• _Information given_:
- - -

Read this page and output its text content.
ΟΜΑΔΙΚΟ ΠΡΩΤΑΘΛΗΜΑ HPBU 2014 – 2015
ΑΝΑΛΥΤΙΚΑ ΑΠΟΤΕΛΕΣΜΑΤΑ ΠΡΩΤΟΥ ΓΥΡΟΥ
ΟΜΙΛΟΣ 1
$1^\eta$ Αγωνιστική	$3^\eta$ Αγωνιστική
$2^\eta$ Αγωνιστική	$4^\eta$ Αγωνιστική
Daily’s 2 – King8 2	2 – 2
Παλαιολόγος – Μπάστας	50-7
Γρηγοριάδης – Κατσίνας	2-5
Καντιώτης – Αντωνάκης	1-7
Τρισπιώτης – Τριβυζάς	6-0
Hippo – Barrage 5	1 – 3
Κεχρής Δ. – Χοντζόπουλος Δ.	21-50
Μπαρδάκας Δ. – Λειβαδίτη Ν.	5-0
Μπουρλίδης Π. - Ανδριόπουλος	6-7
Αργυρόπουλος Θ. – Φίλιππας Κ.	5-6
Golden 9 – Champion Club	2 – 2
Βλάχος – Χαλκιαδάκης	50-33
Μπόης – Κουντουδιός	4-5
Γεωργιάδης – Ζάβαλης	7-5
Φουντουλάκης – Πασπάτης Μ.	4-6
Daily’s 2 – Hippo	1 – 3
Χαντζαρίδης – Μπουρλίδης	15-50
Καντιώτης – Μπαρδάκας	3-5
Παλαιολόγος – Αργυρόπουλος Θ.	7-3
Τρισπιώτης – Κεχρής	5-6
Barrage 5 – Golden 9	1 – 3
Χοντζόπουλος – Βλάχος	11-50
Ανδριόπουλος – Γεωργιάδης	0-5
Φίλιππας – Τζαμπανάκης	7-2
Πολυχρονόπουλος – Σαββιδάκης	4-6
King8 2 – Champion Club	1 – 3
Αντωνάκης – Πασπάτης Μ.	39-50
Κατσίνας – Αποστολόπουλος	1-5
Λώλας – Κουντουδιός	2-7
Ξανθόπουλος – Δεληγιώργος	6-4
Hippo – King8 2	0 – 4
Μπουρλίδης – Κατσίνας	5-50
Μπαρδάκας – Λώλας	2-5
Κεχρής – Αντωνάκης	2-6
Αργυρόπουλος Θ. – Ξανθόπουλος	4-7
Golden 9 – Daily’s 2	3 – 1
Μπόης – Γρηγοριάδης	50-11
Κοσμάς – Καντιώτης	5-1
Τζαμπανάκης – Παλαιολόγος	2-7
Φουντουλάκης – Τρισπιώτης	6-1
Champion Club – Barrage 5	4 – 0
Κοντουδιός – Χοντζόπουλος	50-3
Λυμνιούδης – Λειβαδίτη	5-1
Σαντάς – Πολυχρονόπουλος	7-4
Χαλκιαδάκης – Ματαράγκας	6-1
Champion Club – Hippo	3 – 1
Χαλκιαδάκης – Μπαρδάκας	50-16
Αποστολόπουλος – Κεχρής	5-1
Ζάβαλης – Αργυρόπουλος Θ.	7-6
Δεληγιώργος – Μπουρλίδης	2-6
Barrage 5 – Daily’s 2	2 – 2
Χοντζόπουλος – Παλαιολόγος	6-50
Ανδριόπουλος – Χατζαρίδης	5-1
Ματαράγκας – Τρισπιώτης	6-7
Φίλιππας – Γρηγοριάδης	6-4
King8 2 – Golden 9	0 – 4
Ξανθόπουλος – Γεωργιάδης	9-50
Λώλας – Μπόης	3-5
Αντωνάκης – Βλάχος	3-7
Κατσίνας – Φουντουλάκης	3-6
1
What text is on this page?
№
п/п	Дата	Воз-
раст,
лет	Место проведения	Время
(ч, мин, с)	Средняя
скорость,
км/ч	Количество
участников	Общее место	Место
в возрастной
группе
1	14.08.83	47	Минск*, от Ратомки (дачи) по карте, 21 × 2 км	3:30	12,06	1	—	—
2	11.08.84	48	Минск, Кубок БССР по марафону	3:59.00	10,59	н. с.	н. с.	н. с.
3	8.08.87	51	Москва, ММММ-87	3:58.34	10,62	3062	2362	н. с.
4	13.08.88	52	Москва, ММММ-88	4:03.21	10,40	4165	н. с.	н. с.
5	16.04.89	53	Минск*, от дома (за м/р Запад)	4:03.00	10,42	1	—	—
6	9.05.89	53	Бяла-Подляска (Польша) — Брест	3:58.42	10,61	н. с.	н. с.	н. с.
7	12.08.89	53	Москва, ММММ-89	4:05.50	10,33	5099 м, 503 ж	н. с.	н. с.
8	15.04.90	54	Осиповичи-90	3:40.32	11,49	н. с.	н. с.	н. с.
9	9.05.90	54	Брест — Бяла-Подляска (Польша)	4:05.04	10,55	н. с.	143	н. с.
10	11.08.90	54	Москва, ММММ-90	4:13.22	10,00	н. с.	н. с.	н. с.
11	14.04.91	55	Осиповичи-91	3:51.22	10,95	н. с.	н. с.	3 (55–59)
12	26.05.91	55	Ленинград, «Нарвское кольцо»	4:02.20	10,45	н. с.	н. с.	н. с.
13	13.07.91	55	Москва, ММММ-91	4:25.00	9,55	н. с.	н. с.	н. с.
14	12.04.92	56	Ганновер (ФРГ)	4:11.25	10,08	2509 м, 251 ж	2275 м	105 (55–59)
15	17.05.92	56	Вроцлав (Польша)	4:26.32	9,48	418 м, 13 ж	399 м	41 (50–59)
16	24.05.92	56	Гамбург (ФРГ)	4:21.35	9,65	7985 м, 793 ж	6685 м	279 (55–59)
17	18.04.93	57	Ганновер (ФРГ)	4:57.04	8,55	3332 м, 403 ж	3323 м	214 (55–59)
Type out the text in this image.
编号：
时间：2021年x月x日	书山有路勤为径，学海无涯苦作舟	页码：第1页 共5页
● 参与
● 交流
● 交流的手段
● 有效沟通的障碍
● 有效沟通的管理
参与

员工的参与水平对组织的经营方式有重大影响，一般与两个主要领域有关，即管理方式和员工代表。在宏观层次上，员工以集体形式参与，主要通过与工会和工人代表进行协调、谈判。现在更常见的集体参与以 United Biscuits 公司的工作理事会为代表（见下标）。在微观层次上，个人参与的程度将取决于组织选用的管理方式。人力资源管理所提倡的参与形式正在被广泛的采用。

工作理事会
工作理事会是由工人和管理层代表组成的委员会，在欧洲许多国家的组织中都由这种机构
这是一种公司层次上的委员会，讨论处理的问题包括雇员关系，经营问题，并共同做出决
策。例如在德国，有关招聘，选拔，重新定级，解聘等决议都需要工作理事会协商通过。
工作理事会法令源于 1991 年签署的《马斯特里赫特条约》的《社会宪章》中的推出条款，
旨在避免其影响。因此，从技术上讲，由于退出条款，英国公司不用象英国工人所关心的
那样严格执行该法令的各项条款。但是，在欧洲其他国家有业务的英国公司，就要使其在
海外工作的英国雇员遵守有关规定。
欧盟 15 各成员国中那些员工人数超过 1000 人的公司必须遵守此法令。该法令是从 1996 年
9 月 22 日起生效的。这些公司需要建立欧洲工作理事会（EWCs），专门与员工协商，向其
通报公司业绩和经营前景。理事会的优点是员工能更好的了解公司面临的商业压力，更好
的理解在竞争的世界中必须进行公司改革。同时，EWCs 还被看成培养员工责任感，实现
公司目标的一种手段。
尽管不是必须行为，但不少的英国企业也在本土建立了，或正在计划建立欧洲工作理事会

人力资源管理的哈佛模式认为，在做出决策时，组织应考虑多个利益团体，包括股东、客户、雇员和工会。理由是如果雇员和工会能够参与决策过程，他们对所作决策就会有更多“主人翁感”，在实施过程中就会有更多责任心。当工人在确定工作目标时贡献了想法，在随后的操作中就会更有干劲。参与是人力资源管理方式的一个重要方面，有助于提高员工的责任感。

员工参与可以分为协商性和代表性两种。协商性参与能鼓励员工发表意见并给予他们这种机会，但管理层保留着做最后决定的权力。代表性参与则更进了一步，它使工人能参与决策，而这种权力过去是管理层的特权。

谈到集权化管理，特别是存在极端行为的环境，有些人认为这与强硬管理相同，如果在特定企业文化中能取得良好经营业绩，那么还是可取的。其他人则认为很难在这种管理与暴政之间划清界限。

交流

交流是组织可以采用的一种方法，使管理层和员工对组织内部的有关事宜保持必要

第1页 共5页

- - -

• _Exercise instructions_: Look through the entries and find each line that has the string "Λώλας". Copy those lines.

• _Result for this task_:
Λώλας – Κουντουδιός	2-7
Μπαρδάκας – Λώλας	2-5
Λώλας – Μπόης	3-5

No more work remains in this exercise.